Under this task are some entries; return every one of them exactly.

########################################

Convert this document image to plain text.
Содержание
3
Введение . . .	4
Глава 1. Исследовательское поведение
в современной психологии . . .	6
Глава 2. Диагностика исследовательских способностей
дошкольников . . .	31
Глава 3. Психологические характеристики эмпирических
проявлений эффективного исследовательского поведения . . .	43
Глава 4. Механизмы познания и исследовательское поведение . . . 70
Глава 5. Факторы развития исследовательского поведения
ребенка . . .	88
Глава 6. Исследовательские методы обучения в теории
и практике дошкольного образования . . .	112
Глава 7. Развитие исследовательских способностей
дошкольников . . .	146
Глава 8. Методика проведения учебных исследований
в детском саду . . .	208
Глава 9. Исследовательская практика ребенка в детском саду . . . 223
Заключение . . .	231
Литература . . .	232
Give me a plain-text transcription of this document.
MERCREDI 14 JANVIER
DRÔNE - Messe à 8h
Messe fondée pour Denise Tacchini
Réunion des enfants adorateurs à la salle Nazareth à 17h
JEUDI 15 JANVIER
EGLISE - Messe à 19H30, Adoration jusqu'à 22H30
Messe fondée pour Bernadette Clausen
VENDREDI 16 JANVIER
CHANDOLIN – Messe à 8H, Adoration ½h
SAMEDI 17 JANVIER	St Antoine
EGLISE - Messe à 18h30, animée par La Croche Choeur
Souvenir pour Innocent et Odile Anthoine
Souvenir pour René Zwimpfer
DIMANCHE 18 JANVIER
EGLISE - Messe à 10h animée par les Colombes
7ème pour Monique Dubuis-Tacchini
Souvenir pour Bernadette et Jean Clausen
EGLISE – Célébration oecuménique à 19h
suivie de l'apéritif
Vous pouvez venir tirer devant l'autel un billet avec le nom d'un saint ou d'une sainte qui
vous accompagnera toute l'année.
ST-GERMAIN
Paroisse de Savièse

########################################

> FINAL ANSWER
Convert this document image to plain text.
Содержание
3
Введение . . .	4
Глава 1. Исследовательское поведение
в современной психологии . . .	6
Глава 2. Диагностика исследовательских способностей
дошкольников . . .	31
Глава 3. Психологические характеристики эмпирических
проявлений эффективного исследовательского поведения . . .	43
Глава 4. Механизмы познания и исследовательское поведение . . . 70
Глава 5. Факторы развития исследовательского поведения
ребенка . . .	88
Глава 6. Исследовательские методы обучения в теории
и практике дошкольного образования . . .	112
Глава 7. Развитие исследовательских способностей
дошкольников . . .	146
Глава 8. Методика проведения учебных исследований
в детском саду . . .	208
Глава 9. Исследовательская практика ребенка в детском саду . . . 223
Заключение . . .	231
Литература . . .	232
Give me a plain-text transcription of this document.
MERCREDI 14 JANVIER
DRÔNE - Messe à 8h
Messe fondée pour Denise Tacchini
Réunion des enfants adorateurs à la salle Nazareth à 17h
JEUDI 15 JANVIER
EGLISE - Messe à 19H30, Adoration jusqu'à 22H30
Messe fondée pour Bernadette Clausen
VENDREDI 16 JANVIER
CHANDOLIN – Messe à 8H, Adoration ½h
SAMEDI 17 JANVIER	St Antoine
EGLISE - Messe à 18h30, animée par La Croche Choeur
Souvenir pour Innocent et Odile Anthoine
Souvenir pour René Zwimpfer
DIMANCHE 18 JANVIER
EGLISE - Messe à 10h animée par les Colombes
7ème pour Monique Dubuis-Tacchini
Souvenir pour Bernadette et Jean Clausen
EGLISE – Célébration oecuménique à 19h
suivie de l'apéritif
Vous pouvez venir tirer devant l'autel un billet avec le nom d'un saint ou d'une sainte qui
vous accompagnera toute l'année.
ST-GERMAIN
Paroisse de Savièse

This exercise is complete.